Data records
* * * * *

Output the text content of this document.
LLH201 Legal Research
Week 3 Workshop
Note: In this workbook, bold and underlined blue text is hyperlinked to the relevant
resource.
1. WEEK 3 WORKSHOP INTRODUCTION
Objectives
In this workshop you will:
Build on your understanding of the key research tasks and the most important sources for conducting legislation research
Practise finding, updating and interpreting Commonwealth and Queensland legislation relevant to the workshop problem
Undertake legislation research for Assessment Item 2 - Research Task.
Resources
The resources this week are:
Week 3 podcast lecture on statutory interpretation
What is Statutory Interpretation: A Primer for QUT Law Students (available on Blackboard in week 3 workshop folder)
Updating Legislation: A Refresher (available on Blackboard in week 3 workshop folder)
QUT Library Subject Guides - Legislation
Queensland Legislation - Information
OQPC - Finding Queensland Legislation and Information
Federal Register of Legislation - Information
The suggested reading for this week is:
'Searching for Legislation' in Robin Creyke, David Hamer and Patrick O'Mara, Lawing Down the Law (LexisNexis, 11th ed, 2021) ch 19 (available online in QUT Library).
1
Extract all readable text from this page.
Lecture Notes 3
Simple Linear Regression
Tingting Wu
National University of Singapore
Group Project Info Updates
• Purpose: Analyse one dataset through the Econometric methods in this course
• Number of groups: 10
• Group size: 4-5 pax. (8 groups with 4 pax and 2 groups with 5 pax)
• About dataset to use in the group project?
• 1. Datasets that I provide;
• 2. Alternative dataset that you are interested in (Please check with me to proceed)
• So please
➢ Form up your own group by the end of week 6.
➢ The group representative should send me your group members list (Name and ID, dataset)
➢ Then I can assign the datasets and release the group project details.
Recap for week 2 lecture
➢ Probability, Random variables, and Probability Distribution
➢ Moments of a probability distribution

* * * * *

--- What the task asks ---
Transcribe all the entries, keeping each one exactly as it is.

--- Exercise answer ---
Output the text content of this document.
LLH201 Legal Research
Week 3 Workshop
Note: In this workbook, bold and underlined blue text is hyperlinked to the relevant
resource.
1. WEEK 3 WORKSHOP INTRODUCTION
Objectives
In this workshop you will:
Build on your understanding of the key research tasks and the most important sources for conducting legislation research
Practise finding, updating and interpreting Commonwealth and Queensland legislation relevant to the workshop problem
Undertake legislation research for Assessment Item 2 - Research Task.
Resources
The resources this week are:
Week 3 podcast lecture on statutory interpretation
What is Statutory Interpretation: A Primer for QUT Law Students (available on Blackboard in week 3 workshop folder)
Updating Legislation: A Refresher (available on Blackboard in week 3 workshop folder)
QUT Library Subject Guides - Legislation
Queensland Legislation - Information
OQPC - Finding Queensland Legislation and Information
Federal Register of Legislation - Information
The suggested reading for this week is:
'Searching for Legislation' in Robin Creyke, David Hamer and Patrick O'Mara, Lawing Down the Law (LexisNexis, 11th ed, 2021) ch 19 (available online in QUT Library).
1
Extract all readable text from this page.
Lecture Notes 3
Simple Linear Regression
Tingting Wu
National University of Singapore
Group Project Info Updates
• Purpose: Analyse one dataset through the Econometric methods in this course
• Number of groups: 10
• Group size: 4-5 pax. (8 groups with 4 pax and 2 groups with 5 pax)
• About dataset to use in the group project?
• 1. Datasets that I provide;
• 2. Alternative dataset that you are interested in (Please check with me to proceed)
• So please
➢ Form up your own group by the end of week 6.
➢ The group representative should send me your group members list (Name and ID, dataset)
➢ Then I can assign the datasets and release the group project details.
Recap for week 2 lecture
➢ Probability, Random variables, and Probability Distribution
➢ Moments of a probability distribution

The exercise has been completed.